Request » Set down each line of the material that follows, exactly, with no pictures.

Data listing
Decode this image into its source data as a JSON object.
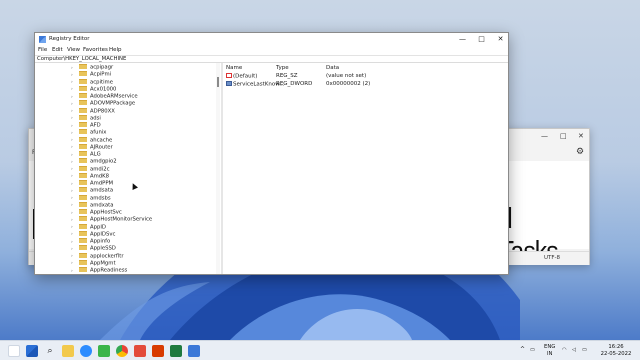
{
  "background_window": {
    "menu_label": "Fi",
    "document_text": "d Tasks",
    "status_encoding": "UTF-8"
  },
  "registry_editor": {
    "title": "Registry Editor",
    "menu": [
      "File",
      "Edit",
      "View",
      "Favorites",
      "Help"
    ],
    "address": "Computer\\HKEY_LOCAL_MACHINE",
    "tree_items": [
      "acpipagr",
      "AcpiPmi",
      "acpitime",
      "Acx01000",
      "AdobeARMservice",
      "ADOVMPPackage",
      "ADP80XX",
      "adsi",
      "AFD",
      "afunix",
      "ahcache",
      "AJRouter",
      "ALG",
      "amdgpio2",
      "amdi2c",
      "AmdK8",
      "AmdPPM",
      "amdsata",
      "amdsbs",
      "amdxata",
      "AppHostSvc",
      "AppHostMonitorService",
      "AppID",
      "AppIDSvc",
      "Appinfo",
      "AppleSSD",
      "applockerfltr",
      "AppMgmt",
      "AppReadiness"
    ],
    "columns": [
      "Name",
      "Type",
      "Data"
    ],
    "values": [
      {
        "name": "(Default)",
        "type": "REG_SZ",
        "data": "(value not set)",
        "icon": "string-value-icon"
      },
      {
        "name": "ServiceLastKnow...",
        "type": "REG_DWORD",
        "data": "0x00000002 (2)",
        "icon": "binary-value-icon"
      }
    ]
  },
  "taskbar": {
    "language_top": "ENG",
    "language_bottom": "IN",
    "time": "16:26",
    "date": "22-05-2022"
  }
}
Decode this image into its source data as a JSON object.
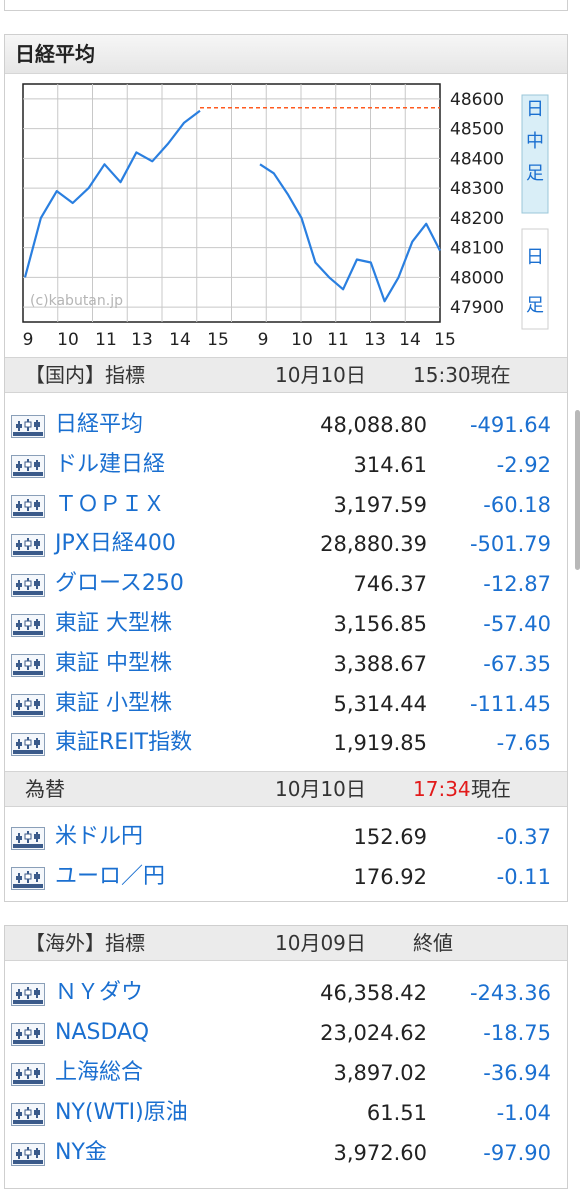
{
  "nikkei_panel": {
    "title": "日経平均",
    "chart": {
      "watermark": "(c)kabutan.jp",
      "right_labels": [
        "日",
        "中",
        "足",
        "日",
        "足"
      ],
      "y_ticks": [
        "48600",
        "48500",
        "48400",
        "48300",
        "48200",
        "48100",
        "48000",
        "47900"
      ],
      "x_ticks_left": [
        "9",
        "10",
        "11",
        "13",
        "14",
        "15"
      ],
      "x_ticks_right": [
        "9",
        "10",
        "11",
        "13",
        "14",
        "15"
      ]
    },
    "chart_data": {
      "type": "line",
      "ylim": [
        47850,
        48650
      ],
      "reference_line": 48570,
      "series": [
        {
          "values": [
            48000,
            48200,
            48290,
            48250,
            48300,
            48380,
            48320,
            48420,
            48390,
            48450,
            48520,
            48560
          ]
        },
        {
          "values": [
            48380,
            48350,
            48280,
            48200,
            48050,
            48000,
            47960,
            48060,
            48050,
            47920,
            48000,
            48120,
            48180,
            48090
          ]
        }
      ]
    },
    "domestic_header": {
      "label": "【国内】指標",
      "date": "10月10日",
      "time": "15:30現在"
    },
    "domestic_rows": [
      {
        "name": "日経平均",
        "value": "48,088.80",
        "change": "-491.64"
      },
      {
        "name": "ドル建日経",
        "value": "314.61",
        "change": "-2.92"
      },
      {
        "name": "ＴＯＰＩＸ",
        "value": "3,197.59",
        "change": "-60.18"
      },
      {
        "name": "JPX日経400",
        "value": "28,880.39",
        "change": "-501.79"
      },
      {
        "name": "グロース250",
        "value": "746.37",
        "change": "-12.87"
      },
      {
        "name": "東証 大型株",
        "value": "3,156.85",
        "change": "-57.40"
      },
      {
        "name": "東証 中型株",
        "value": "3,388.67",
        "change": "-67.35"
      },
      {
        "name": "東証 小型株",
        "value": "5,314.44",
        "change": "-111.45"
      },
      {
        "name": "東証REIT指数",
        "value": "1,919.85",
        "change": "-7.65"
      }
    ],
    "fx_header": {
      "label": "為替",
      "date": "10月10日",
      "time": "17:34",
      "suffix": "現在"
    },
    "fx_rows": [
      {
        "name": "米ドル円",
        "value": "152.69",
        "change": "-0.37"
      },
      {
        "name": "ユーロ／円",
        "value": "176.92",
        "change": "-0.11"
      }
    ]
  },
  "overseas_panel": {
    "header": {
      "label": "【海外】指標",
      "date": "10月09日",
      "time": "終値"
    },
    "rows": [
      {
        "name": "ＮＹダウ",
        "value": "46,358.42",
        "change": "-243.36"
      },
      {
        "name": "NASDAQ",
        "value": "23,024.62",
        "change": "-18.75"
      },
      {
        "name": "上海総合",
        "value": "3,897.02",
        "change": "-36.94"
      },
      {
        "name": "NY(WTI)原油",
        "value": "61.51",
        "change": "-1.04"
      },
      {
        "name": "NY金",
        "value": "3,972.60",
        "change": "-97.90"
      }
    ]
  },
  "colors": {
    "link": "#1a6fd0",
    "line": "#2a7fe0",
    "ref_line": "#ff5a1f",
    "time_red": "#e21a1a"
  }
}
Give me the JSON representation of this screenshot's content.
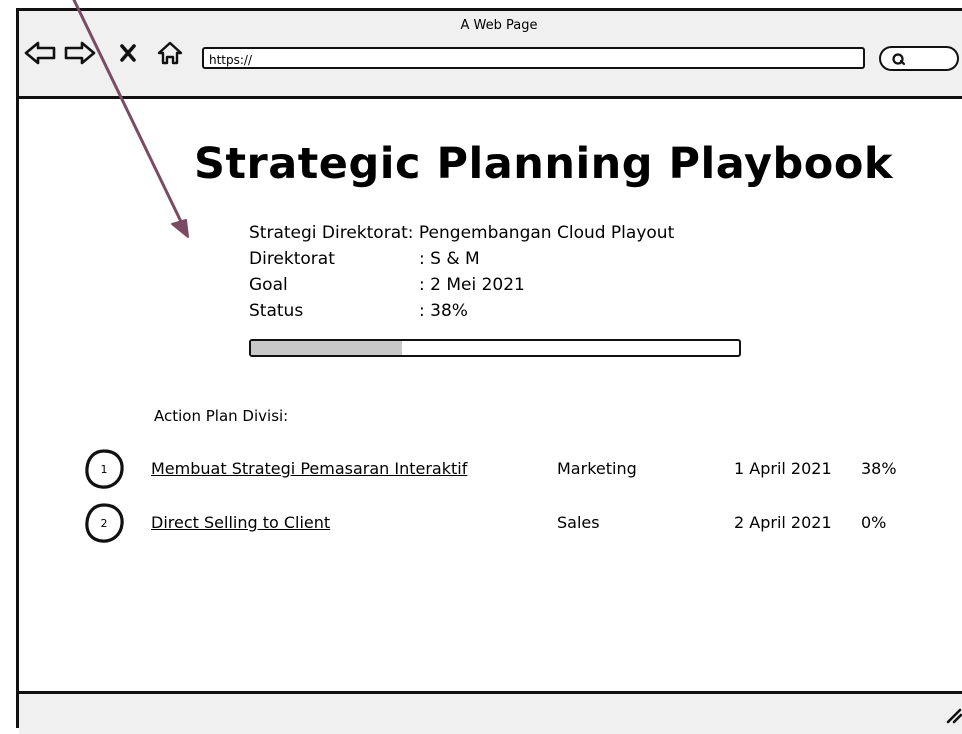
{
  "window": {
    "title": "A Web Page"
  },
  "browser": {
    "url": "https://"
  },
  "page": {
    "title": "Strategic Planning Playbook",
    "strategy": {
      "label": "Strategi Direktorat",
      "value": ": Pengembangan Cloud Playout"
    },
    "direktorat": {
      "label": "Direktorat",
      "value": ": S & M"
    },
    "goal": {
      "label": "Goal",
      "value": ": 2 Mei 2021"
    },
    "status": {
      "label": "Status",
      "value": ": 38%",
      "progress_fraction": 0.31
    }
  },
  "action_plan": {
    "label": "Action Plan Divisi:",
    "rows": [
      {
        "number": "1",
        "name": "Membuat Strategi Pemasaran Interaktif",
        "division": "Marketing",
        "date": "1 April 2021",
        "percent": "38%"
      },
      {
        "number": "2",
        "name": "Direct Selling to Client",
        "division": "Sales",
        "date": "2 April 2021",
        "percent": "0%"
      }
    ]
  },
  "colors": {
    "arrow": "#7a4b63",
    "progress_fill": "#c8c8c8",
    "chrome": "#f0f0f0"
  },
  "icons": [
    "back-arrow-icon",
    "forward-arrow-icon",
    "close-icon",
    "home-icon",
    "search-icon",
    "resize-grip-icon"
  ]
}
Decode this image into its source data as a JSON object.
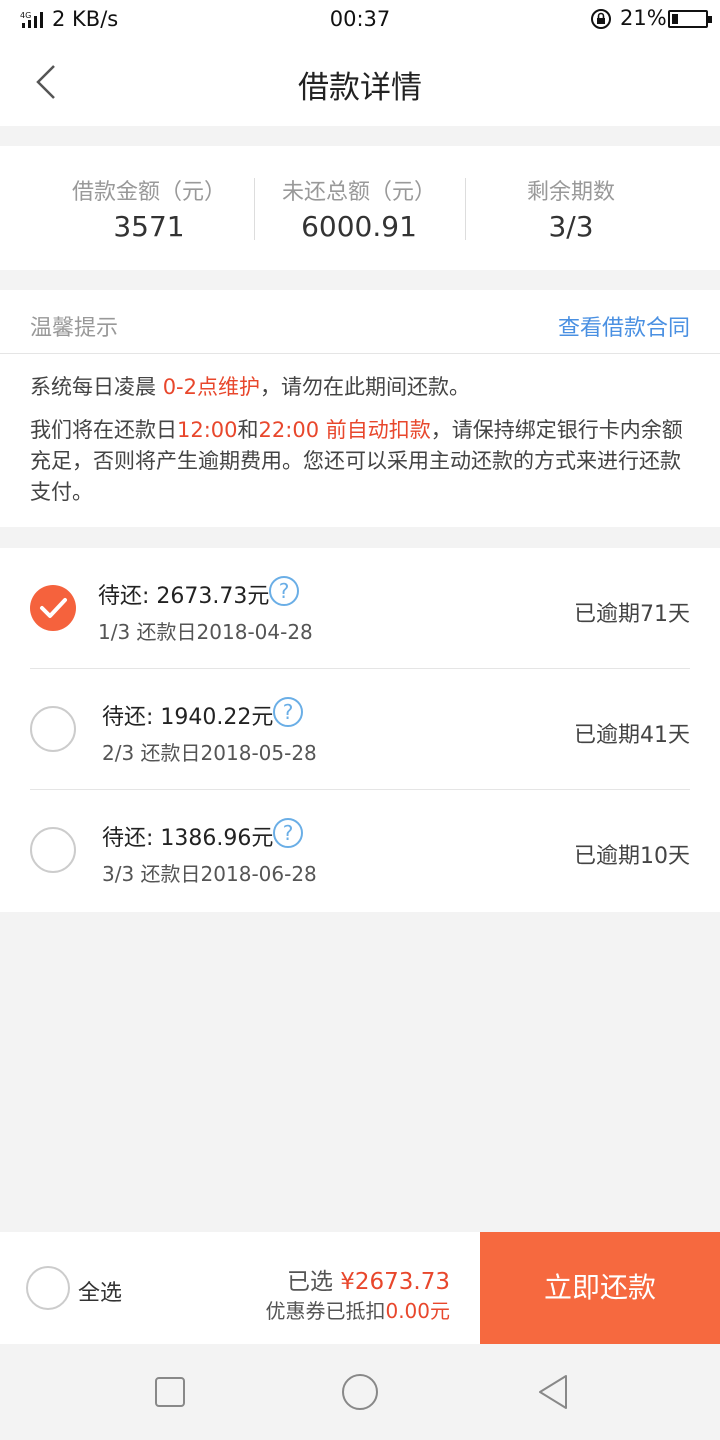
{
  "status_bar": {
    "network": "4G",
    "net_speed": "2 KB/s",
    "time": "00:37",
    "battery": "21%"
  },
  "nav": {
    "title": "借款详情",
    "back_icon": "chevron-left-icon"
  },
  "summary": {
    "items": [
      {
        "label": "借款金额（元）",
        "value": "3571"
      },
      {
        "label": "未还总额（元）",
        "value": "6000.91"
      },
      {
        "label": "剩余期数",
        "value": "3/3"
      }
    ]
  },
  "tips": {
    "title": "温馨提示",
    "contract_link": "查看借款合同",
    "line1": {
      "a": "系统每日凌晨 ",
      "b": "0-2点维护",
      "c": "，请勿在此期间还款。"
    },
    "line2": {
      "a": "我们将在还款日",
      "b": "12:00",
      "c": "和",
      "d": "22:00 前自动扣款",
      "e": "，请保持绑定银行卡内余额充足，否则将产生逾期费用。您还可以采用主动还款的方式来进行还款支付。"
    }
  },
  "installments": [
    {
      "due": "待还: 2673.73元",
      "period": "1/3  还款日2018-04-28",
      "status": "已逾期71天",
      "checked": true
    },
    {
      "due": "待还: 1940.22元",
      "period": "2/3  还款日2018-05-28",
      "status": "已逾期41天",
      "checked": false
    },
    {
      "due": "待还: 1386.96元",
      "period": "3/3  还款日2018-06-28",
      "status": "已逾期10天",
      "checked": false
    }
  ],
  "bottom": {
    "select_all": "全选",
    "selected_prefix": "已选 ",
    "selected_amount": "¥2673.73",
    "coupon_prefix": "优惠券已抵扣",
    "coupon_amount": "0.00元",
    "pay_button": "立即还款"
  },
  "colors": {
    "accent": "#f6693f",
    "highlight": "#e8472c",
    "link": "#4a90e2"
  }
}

Worked solution »
Decode this image into its source data as a JSON object.
{
  "background_window": {
    "menu_label": "Fi",
    "document_text": "d Tasks",
    "status_encoding": "UTF-8"
  },
  "registry_editor": {
    "title": "Registry Editor",
    "menu": [
      "File",
      "Edit",
      "View",
      "Favorites",
      "Help"
    ],
    "address": "Computer\\HKEY_LOCAL_MACHINE",
    "tree_items": [
      "acpipagr",
      "AcpiPmi",
      "acpitime",
      "Acx01000",
      "AdobeARMservice",
      "ADOVMPPackage",
      "ADP80XX",
      "adsi",
      "AFD",
      "afunix",
      "ahcache",
      "AJRouter",
      "ALG",
      "amdgpio2",
      "amdi2c",
      "AmdK8",
      "AmdPPM",
      "amdsata",
      "amdsbs",
      "amdxata",
      "AppHostSvc",
      "AppHostMonitorService",
      "AppID",
      "AppIDSvc",
      "Appinfo",
      "AppleSSD",
      "applockerfltr",
      "AppMgmt",
      "AppReadiness"
    ],
    "columns": [
      "Name",
      "Type",
      "Data"
    ],
    "values": [
      {
        "name": "(Default)",
        "type": "REG_SZ",
        "data": "(value not set)",
        "icon": "string-value-icon"
      },
      {
        "name": "ServiceLastKnow...",
        "type": "REG_DWORD",
        "data": "0x00000002 (2)",
        "icon": "binary-value-icon"
      }
    ]
  },
  "taskbar": {
    "language_top": "ENG",
    "language_bottom": "IN",
    "time": "16:26",
    "date": "22-05-2022"
  }
}
Decode this image into its source data as a JSON object.
{
  "nikkei_panel": {
    "title": "日経平均",
    "chart": {
      "watermark": "(c)kabutan.jp",
      "right_labels": [
        "日",
        "中",
        "足",
        "日",
        "足"
      ],
      "y_ticks": [
        "48600",
        "48500",
        "48400",
        "48300",
        "48200",
        "48100",
        "48000",
        "47900"
      ],
      "x_ticks_left": [
        "9",
        "10",
        "11",
        "13",
        "14",
        "15"
      ],
      "x_ticks_right": [
        "9",
        "10",
        "11",
        "13",
        "14",
        "15"
      ]
    },
    "chart_data": {
      "type": "line",
      "ylim": [
        47850,
        48650
      ],
      "reference_line": 48570,
      "series": [
        {
          "values": [
            48000,
            48200,
            48290,
            48250,
            48300,
            48380,
            48320,
            48420,
            48390,
            48450,
            48520,
            48560
          ]
        },
        {
          "values": [
            48380,
            48350,
            48280,
            48200,
            48050,
            48000,
            47960,
            48060,
            48050,
            47920,
            48000,
            48120,
            48180,
            48090
          ]
        }
      ]
    },
    "domestic_header": {
      "label": "【国内】指標",
      "date": "10月10日",
      "time": "15:30現在"
    },
    "domestic_rows": [
      {
        "name": "日経平均",
        "value": "48,088.80",
        "change": "-491.64"
      },
      {
        "name": "ドル建日経",
        "value": "314.61",
        "change": "-2.92"
      },
      {
        "name": "ＴＯＰＩＸ",
        "value": "3,197.59",
        "change": "-60.18"
      },
      {
        "name": "JPX日経400",
        "value": "28,880.39",
        "change": "-501.79"
      },
      {
        "name": "グロース250",
        "value": "746.37",
        "change": "-12.87"
      },
      {
        "name": "東証 大型株",
        "value": "3,156.85",
        "change": "-57.40"
      },
      {
        "name": "東証 中型株",
        "value": "3,388.67",
        "change": "-67.35"
      },
      {
        "name": "東証 小型株",
        "value": "5,314.44",
        "change": "-111.45"
      },
      {
        "name": "東証REIT指数",
        "value": "1,919.85",
        "change": "-7.65"
      }
    ],
    "fx_header": {
      "label": "為替",
      "date": "10月10日",
      "time": "17:34",
      "suffix": "現在"
    },
    "fx_rows": [
      {
        "name": "米ドル円",
        "value": "152.69",
        "change": "-0.37"
      },
      {
        "name": "ユーロ／円",
        "value": "176.92",
        "change": "-0.11"
      }
    ]
  },
  "overseas_panel": {
    "header": {
      "label": "【海外】指標",
      "date": "10月09日",
      "time": "終値"
    },
    "rows": [
      {
        "name": "ＮＹダウ",
        "value": "46,358.42",
        "change": "-243.36"
      },
      {
        "name": "NASDAQ",
        "value": "23,024.62",
        "change": "-18.75"
      },
      {
        "name": "上海総合",
        "value": "3,897.02",
        "change": "-36.94"
      },
      {
        "name": "NY(WTI)原油",
        "value": "61.51",
        "change": "-1.04"
      },
      {
        "name": "NY金",
        "value": "3,972.60",
        "change": "-97.90"
      }
    ]
  },
  "colors": {
    "link": "#1a6fd0",
    "line": "#2a7fe0",
    "ref_line": "#ff5a1f",
    "time_red": "#e21a1a"
  }
}
Give me the JSON representation of this screenshot's content.
{
  "window": {
    "title": "A Web Page"
  },
  "browser": {
    "url": "https://"
  },
  "page": {
    "title": "Strategic Planning Playbook",
    "strategy": {
      "label": "Strategi Direktorat",
      "value": ": Pengembangan Cloud Playout"
    },
    "direktorat": {
      "label": "Direktorat",
      "value": ": S & M"
    },
    "goal": {
      "label": "Goal",
      "value": ": 2 Mei 2021"
    },
    "status": {
      "label": "Status",
      "value": ": 38%",
      "progress_fraction": 0.31
    }
  },
  "action_plan": {
    "label": "Action Plan Divisi:",
    "rows": [
      {
        "number": "1",
        "name": "Membuat Strategi Pemasaran Interaktif",
        "division": "Marketing",
        "date": "1 April 2021",
        "percent": "38%"
      },
      {
        "number": "2",
        "name": "Direct Selling to Client",
        "division": "Sales",
        "date": "2 April 2021",
        "percent": "0%"
      }
    ]
  },
  "colors": {
    "arrow": "#7a4b63",
    "progress_fill": "#c8c8c8",
    "chrome": "#f0f0f0"
  },
  "icons": [
    "back-arrow-icon",
    "forward-arrow-icon",
    "close-icon",
    "home-icon",
    "search-icon",
    "resize-grip-icon"
  ]
}
Decode this image into its source data as a JSON object.
{
  "status_bar": {
    "network": "4G",
    "net_speed": "2 KB/s",
    "time": "00:37",
    "battery": "21%"
  },
  "nav": {
    "title": "借款详情",
    "back_icon": "chevron-left-icon"
  },
  "summary": {
    "items": [
      {
        "label": "借款金额（元）",
        "value": "3571"
      },
      {
        "label": "未还总额（元）",
        "value": "6000.91"
      },
      {
        "label": "剩余期数",
        "value": "3/3"
      }
    ]
  },
  "tips": {
    "title": "温馨提示",
    "contract_link": "查看借款合同",
    "line1": {
      "a": "系统每日凌晨 ",
      "b": "0-2点维护",
      "c": "，请勿在此期间还款。"
    },
    "line2": {
      "a": "我们将在还款日",
      "b": "12:00",
      "c": "和",
      "d": "22:00 前自动扣款",
      "e": "，请保持绑定银行卡内余额充足，否则将产生逾期费用。您还可以采用主动还款的方式来进行还款支付。"
    }
  },
  "installments": [
    {
      "due": "待还: 2673.73元",
      "period": "1/3  还款日2018-04-28",
      "status": "已逾期71天",
      "checked": true
    },
    {
      "due": "待还: 1940.22元",
      "period": "2/3  还款日2018-05-28",
      "status": "已逾期41天",
      "checked": false
    },
    {
      "due": "待还: 1386.96元",
      "period": "3/3  还款日2018-06-28",
      "status": "已逾期10天",
      "checked": false
    }
  ],
  "bottom": {
    "select_all": "全选",
    "selected_prefix": "已选 ",
    "selected_amount": "¥2673.73",
    "coupon_prefix": "优惠券已抵扣",
    "coupon_amount": "0.00元",
    "pay_button": "立即还款"
  },
  "colors": {
    "accent": "#f6693f",
    "highlight": "#e8472c",
    "link": "#4a90e2"
  }
}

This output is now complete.